-- START OF EXCERPTED DATA --
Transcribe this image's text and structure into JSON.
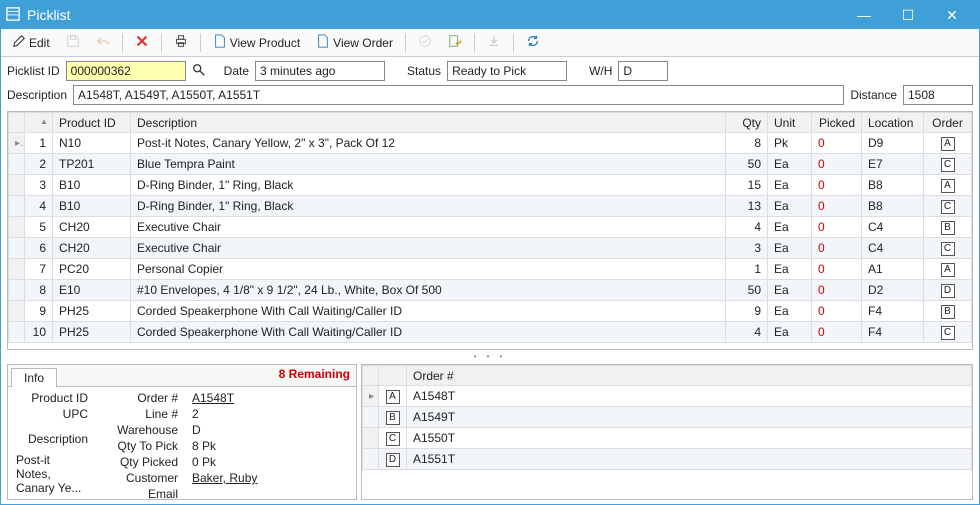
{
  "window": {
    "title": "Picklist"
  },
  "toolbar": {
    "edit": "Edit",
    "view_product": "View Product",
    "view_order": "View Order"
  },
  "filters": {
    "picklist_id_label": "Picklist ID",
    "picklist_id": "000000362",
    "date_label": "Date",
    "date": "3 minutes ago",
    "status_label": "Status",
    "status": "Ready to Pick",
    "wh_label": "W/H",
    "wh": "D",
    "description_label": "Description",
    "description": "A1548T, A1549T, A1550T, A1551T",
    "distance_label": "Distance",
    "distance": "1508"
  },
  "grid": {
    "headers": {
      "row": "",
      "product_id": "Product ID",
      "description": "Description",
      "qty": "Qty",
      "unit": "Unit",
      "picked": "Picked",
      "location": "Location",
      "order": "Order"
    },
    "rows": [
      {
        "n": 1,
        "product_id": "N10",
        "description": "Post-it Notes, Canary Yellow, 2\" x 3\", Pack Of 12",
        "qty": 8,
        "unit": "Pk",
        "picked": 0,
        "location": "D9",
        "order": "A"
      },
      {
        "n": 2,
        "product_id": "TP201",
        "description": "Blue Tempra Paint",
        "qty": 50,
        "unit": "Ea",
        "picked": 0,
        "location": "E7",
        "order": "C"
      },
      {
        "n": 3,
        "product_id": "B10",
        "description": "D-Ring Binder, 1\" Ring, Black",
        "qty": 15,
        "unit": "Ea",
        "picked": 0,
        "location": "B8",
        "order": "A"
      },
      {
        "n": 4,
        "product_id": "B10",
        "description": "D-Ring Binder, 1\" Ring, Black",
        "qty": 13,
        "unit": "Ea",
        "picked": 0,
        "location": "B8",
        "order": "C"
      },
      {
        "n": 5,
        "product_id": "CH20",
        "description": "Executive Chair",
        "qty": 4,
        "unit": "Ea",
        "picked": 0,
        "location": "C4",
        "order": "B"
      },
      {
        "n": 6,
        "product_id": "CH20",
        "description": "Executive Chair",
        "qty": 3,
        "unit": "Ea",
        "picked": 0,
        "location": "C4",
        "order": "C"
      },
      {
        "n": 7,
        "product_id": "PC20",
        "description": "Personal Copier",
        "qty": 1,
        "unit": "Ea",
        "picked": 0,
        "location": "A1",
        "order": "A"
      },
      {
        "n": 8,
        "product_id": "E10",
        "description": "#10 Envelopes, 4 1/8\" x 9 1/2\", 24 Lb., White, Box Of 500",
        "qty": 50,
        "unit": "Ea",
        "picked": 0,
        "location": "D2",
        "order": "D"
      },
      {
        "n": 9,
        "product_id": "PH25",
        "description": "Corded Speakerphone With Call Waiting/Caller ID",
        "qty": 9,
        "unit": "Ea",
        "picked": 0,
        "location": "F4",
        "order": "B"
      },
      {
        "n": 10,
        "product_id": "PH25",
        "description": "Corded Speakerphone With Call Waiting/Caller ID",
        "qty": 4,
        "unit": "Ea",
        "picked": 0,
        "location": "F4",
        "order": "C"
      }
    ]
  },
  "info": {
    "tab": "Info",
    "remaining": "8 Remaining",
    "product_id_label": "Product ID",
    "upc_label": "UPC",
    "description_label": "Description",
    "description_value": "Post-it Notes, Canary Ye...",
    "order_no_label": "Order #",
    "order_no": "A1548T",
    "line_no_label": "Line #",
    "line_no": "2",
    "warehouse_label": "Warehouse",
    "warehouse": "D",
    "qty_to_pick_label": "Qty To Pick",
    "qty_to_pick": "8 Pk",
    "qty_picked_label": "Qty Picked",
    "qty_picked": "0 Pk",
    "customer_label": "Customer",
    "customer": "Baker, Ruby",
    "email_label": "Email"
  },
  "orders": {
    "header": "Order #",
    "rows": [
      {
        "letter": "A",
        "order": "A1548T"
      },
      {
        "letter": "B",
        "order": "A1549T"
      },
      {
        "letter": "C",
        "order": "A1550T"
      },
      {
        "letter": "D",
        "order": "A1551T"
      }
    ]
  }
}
-- END OF EXCERPTED DATA --
-- START OF EXCERPTED DATA --
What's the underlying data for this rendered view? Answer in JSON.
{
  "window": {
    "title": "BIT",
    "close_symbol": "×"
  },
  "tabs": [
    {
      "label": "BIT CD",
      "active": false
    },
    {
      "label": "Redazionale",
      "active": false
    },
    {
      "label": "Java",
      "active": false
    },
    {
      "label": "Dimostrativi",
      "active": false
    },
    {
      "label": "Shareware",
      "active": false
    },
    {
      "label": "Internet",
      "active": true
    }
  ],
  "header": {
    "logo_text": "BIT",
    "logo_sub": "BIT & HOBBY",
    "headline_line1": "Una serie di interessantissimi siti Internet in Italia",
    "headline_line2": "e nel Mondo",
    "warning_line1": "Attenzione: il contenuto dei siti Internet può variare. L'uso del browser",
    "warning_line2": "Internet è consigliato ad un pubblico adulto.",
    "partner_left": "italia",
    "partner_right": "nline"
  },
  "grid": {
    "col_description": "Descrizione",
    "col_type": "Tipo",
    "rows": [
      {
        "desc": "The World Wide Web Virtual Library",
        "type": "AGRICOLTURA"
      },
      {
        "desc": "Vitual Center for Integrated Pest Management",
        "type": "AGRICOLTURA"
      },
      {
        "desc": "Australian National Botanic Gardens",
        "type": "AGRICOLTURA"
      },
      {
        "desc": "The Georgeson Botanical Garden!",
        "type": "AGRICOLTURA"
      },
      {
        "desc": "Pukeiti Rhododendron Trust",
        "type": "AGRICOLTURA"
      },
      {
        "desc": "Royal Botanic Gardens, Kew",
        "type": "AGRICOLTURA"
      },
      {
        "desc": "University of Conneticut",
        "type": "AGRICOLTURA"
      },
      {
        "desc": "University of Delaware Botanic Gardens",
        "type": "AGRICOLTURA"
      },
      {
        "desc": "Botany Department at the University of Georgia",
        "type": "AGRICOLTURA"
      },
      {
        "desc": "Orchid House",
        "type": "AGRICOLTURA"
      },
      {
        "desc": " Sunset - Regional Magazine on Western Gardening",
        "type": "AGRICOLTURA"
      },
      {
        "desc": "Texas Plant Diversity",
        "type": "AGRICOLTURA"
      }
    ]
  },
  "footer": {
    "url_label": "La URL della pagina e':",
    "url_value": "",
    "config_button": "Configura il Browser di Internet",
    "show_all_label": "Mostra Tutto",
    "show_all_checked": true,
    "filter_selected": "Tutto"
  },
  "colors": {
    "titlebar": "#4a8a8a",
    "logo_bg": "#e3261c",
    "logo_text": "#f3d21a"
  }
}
-- END OF EXCERPTED DATA --
■ EXERCISE DIRECTIONS: List each line of the records that holds the string "siti".

■ ANSWER TO THE EXERCISE:
    "headline_line1": "Una serie di interessantissimi siti Internet in Italia",
    "warning_line1": "Attenzione: il contenuto dei siti Internet può variare. L'uso del browser",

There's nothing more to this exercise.